Set exercise
In the records that follow, show each line where the word "Partial" is present.

————————

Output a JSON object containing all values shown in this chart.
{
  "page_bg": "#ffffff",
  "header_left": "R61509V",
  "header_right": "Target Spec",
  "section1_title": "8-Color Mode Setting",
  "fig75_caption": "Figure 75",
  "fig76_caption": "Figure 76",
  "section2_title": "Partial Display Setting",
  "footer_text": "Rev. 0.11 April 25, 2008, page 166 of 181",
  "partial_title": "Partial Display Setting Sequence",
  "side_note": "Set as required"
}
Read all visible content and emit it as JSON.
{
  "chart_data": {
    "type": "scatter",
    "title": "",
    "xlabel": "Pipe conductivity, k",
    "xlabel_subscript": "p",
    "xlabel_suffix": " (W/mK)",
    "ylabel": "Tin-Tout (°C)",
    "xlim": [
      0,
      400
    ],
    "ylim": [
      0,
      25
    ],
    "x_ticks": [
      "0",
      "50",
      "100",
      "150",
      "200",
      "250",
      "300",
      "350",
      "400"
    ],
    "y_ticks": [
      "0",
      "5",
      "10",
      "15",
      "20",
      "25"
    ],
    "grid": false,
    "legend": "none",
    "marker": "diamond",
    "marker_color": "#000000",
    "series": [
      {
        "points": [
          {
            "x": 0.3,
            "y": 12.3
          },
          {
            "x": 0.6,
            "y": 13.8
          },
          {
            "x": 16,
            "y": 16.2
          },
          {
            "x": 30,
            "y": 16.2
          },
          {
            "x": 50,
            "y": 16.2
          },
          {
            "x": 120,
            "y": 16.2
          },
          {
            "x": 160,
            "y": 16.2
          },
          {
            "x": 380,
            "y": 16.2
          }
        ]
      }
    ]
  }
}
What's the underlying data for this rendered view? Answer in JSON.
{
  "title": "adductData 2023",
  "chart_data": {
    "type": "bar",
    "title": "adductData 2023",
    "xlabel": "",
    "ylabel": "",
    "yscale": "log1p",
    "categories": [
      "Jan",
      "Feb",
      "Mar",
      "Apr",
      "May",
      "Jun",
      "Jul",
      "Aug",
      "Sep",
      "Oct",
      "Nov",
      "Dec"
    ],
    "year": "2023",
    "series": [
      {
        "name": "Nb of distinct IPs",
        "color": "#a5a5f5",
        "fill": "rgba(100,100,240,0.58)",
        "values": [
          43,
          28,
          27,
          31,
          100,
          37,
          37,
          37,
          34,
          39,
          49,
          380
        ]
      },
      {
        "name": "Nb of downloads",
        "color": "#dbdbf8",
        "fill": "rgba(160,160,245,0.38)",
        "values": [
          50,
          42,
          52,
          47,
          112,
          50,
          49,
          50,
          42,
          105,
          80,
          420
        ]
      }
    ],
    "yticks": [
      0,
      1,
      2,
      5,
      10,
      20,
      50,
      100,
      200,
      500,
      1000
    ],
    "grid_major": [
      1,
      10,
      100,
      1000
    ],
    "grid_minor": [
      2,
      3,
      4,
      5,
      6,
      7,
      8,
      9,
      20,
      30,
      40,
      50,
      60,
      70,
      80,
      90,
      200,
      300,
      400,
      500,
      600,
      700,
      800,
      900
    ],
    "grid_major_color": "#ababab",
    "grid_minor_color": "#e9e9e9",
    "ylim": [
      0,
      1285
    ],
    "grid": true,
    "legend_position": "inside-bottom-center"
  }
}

————————

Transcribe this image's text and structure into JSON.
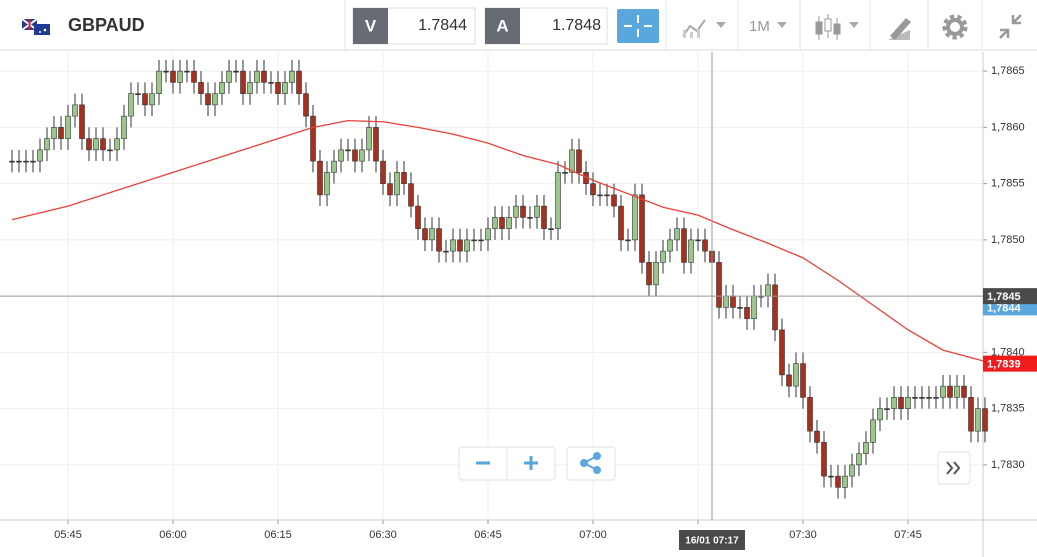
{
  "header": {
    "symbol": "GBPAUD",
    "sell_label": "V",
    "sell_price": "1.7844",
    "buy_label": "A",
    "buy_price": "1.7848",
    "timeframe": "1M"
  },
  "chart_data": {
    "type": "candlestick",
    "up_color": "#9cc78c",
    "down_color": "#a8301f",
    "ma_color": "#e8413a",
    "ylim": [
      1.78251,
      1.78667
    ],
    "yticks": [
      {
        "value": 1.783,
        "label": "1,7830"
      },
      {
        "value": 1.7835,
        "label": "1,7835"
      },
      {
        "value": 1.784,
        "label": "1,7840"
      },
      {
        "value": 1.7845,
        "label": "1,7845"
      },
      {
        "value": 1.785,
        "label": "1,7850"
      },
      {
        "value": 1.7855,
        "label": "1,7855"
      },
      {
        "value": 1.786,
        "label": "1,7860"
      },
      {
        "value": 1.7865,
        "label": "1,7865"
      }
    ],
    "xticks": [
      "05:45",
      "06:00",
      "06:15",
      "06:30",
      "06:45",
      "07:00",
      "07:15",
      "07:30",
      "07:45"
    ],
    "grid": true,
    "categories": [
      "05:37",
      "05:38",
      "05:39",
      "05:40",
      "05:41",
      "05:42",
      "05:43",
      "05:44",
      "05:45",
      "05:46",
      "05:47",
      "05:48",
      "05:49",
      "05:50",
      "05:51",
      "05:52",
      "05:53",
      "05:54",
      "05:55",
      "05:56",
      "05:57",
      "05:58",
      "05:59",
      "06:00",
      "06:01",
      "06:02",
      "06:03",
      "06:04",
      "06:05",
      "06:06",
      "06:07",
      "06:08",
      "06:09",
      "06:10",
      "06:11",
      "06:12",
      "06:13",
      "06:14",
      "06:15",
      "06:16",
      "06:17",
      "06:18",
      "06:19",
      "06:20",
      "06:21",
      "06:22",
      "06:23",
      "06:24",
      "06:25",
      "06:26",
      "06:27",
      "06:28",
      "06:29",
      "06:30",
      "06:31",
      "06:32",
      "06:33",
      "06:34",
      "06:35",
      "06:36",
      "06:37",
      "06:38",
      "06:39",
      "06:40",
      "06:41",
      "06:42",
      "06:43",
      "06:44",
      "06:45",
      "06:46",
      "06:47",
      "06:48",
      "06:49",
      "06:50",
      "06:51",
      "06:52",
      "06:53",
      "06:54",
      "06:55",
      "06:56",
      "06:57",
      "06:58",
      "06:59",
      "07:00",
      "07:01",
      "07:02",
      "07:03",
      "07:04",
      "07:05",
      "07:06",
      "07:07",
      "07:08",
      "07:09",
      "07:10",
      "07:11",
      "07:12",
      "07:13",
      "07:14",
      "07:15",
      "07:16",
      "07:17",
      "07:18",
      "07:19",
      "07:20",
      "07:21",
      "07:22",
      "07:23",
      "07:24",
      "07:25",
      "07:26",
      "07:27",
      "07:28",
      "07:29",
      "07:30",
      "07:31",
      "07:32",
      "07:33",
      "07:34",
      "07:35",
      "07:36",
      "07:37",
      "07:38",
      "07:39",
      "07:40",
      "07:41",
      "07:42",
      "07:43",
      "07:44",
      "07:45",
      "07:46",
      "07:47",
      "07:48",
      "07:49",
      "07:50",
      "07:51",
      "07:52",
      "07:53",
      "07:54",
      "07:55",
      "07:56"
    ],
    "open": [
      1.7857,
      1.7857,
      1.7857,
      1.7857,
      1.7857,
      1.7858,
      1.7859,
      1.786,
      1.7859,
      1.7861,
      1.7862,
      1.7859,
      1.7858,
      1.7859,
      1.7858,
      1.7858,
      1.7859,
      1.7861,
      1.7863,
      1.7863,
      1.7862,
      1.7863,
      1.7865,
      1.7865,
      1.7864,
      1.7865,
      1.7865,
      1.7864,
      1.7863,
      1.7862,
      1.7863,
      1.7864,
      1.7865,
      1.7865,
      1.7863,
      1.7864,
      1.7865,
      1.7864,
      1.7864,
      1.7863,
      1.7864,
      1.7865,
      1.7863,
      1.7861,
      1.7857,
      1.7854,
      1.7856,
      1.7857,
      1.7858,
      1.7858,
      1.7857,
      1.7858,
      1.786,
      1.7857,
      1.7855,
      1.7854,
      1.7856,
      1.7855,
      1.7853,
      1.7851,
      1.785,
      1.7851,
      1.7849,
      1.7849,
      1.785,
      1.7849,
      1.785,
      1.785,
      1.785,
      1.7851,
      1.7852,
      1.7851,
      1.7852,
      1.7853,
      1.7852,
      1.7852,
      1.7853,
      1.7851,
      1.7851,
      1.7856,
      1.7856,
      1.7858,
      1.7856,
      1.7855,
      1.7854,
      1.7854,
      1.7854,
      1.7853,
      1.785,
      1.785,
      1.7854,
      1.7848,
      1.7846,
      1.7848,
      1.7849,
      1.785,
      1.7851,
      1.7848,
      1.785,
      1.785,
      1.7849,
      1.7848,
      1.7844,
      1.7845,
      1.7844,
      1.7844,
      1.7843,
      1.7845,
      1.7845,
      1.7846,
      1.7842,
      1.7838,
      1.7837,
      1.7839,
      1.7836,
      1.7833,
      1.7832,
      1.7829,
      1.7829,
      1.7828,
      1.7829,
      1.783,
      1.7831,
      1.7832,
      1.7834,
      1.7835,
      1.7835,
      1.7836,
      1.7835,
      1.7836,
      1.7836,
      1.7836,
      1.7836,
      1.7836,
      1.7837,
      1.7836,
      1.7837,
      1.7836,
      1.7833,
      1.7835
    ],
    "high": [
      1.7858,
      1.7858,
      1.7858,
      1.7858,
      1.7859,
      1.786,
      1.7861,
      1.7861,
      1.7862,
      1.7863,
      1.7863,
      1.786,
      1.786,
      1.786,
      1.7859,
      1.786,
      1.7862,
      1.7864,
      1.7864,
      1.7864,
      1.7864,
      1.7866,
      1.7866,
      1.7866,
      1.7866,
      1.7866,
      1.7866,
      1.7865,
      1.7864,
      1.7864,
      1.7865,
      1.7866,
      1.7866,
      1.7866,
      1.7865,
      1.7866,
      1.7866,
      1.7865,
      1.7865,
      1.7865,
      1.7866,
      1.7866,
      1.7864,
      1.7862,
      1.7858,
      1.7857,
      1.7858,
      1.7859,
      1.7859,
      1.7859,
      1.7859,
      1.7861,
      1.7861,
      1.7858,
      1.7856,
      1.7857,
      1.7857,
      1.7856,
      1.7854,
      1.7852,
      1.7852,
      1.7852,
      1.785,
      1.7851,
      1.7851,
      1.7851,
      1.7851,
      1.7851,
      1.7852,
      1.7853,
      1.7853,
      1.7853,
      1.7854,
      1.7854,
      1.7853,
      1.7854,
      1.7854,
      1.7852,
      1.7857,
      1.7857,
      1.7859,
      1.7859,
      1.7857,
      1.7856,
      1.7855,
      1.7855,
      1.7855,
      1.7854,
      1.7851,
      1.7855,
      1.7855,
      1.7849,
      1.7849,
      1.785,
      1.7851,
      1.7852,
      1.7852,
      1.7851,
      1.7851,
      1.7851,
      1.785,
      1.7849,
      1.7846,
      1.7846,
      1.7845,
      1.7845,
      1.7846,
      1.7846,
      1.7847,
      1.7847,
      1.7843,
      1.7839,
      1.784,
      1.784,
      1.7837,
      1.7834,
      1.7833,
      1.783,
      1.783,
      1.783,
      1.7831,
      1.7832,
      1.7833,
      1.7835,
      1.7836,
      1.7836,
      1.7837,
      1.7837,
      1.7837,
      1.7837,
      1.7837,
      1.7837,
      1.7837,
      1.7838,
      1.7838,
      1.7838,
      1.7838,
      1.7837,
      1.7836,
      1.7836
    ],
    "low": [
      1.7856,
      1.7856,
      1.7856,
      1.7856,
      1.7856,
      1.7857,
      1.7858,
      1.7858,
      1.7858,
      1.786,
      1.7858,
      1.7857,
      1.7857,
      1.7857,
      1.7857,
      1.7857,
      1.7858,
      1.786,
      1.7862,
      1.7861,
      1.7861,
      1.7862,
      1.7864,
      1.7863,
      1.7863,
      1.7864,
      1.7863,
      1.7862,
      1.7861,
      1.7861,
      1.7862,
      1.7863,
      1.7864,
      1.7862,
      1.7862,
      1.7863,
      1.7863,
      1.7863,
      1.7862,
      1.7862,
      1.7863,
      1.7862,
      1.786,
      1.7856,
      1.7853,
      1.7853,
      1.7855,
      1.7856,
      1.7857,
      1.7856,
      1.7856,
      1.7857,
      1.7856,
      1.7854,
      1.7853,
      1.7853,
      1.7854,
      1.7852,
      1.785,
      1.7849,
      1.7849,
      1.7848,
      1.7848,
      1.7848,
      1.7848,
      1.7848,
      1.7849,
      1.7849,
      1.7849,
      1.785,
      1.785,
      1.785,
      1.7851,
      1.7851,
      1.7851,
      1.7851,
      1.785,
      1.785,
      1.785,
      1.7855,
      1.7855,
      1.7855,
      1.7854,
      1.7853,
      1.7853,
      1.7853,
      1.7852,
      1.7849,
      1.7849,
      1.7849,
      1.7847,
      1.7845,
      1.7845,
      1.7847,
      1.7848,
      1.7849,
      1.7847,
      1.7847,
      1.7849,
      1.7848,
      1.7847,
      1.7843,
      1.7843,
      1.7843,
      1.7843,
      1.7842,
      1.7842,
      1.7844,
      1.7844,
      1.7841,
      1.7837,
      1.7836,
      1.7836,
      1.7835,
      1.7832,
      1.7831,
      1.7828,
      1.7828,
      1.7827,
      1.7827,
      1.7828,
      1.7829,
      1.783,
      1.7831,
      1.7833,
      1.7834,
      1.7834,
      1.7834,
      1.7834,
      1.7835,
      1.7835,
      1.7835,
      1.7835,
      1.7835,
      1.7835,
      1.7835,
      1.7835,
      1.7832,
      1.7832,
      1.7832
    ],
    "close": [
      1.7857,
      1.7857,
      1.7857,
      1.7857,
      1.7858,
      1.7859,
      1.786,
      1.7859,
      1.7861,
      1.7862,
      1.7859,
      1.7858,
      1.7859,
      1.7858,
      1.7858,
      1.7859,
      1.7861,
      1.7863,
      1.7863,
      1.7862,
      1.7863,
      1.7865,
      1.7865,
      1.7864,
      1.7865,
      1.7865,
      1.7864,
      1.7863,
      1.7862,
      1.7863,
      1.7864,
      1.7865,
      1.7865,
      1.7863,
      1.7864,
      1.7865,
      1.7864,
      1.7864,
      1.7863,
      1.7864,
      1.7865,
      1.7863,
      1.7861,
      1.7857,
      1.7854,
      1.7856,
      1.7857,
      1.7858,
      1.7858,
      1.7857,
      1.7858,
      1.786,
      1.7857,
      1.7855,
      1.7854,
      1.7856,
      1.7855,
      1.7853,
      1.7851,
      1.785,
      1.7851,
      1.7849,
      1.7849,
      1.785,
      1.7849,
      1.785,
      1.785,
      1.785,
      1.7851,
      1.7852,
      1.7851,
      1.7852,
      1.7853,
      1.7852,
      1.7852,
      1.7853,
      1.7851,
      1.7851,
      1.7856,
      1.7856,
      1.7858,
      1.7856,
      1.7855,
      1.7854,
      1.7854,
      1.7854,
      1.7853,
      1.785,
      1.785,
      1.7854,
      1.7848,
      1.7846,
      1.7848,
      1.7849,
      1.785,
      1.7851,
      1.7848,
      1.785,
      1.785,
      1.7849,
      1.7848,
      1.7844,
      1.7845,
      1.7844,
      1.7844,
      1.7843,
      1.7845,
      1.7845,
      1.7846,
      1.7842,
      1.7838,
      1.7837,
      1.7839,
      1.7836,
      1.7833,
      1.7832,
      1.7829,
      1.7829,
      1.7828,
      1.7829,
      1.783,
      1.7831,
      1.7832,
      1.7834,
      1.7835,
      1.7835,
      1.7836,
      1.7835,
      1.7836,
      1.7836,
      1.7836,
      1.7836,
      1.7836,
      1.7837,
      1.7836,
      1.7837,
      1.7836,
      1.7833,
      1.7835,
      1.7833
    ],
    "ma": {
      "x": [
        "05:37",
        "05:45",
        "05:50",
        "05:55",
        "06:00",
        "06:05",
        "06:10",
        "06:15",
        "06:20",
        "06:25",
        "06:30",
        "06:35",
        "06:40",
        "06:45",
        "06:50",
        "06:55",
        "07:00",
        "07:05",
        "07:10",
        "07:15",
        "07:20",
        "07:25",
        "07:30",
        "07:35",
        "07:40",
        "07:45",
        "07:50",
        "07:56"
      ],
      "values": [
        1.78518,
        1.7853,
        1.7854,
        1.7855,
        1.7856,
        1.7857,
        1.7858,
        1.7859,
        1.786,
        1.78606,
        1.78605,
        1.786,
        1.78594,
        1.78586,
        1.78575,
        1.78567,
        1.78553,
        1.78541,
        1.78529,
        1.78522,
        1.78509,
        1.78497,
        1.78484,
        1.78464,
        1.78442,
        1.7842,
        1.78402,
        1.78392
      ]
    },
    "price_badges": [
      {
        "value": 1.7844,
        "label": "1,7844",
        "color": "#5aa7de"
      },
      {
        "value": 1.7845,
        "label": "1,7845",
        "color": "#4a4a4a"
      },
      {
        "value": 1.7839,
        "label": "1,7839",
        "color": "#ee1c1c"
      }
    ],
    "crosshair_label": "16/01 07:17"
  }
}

————————

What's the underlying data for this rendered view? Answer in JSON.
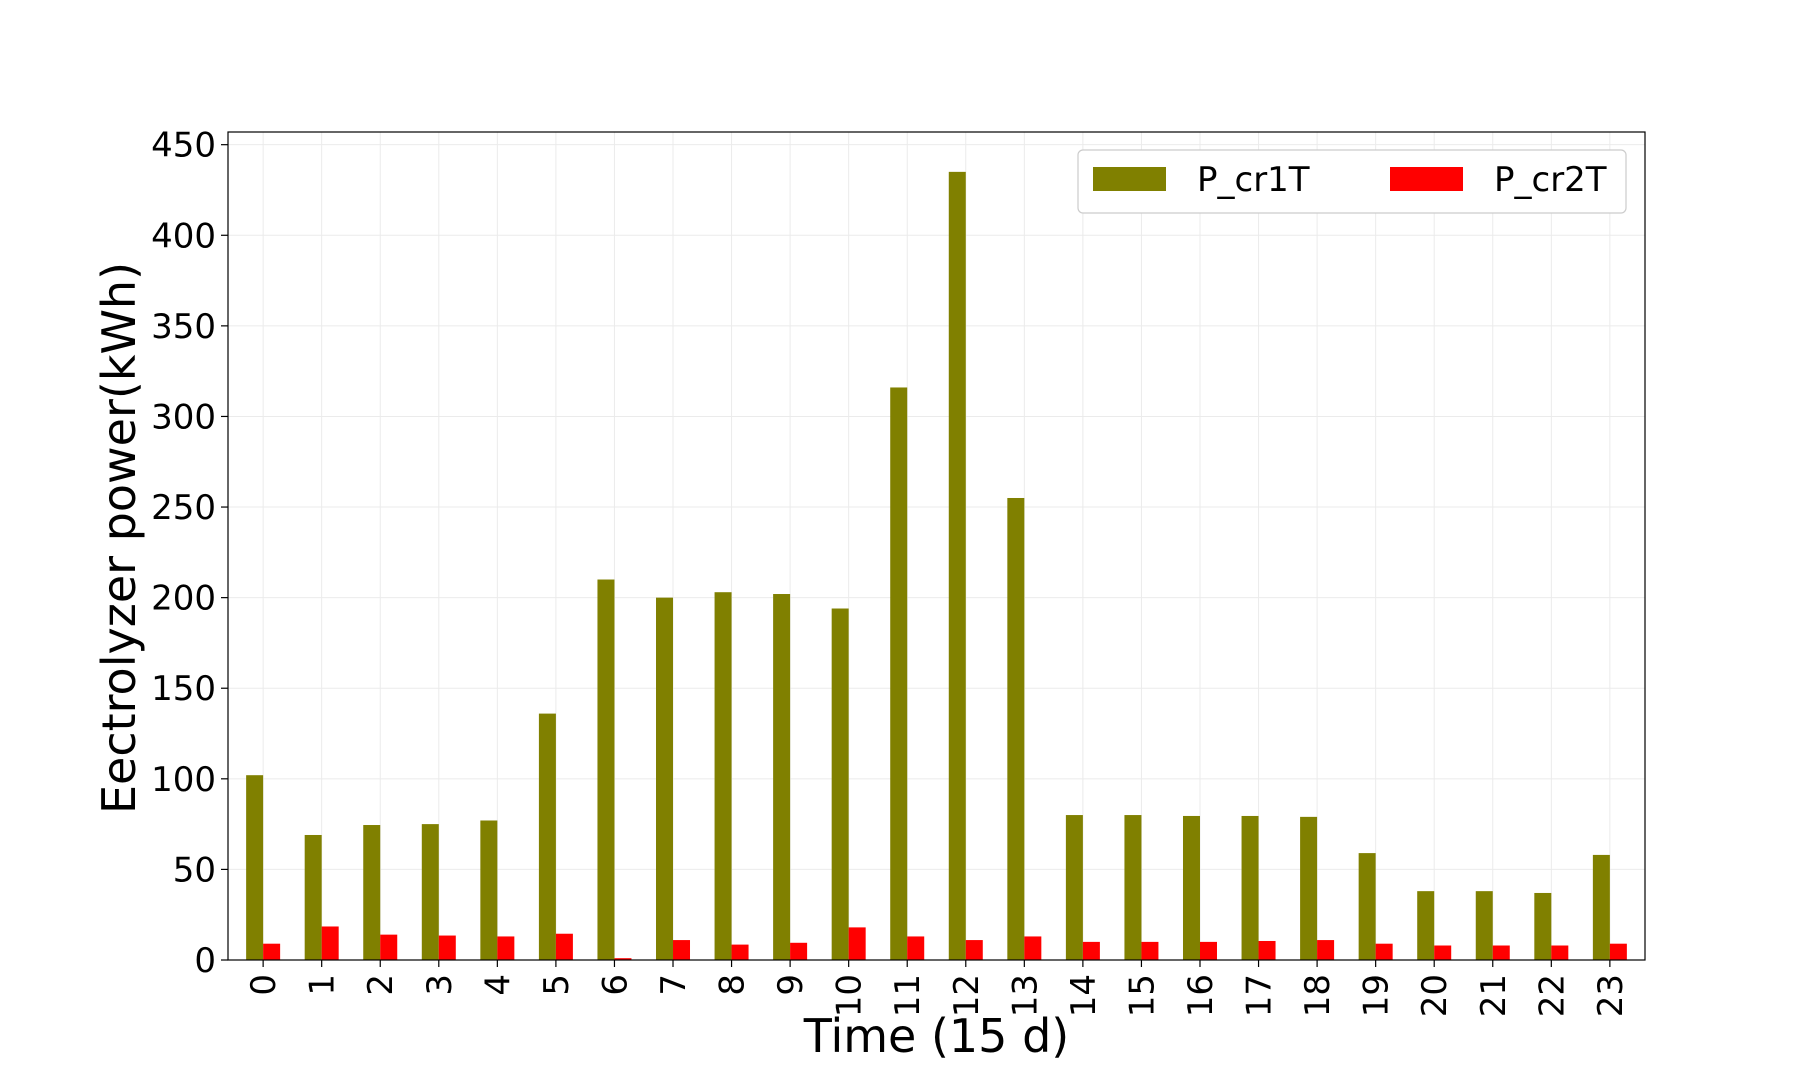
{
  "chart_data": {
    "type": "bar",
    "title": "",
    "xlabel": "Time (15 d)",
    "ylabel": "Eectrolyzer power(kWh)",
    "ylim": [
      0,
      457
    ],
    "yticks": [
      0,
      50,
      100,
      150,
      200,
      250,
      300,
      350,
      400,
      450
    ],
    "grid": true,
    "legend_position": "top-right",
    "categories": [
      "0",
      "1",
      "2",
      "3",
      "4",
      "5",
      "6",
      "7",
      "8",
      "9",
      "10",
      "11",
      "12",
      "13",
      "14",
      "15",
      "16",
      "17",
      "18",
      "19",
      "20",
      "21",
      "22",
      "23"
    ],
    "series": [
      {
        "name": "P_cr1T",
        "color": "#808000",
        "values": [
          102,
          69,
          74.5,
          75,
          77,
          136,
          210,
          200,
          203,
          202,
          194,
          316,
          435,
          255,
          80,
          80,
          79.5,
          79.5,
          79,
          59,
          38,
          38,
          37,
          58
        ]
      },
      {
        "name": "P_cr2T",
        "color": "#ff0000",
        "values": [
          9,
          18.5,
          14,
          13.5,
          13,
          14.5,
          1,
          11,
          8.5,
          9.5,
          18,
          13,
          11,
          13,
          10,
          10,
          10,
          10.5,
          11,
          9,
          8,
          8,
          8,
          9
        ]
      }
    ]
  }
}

————————

Expected answer
  "section2_title": "Partial Display Setting",
  "partial_title": "Partial Display Setting Sequence",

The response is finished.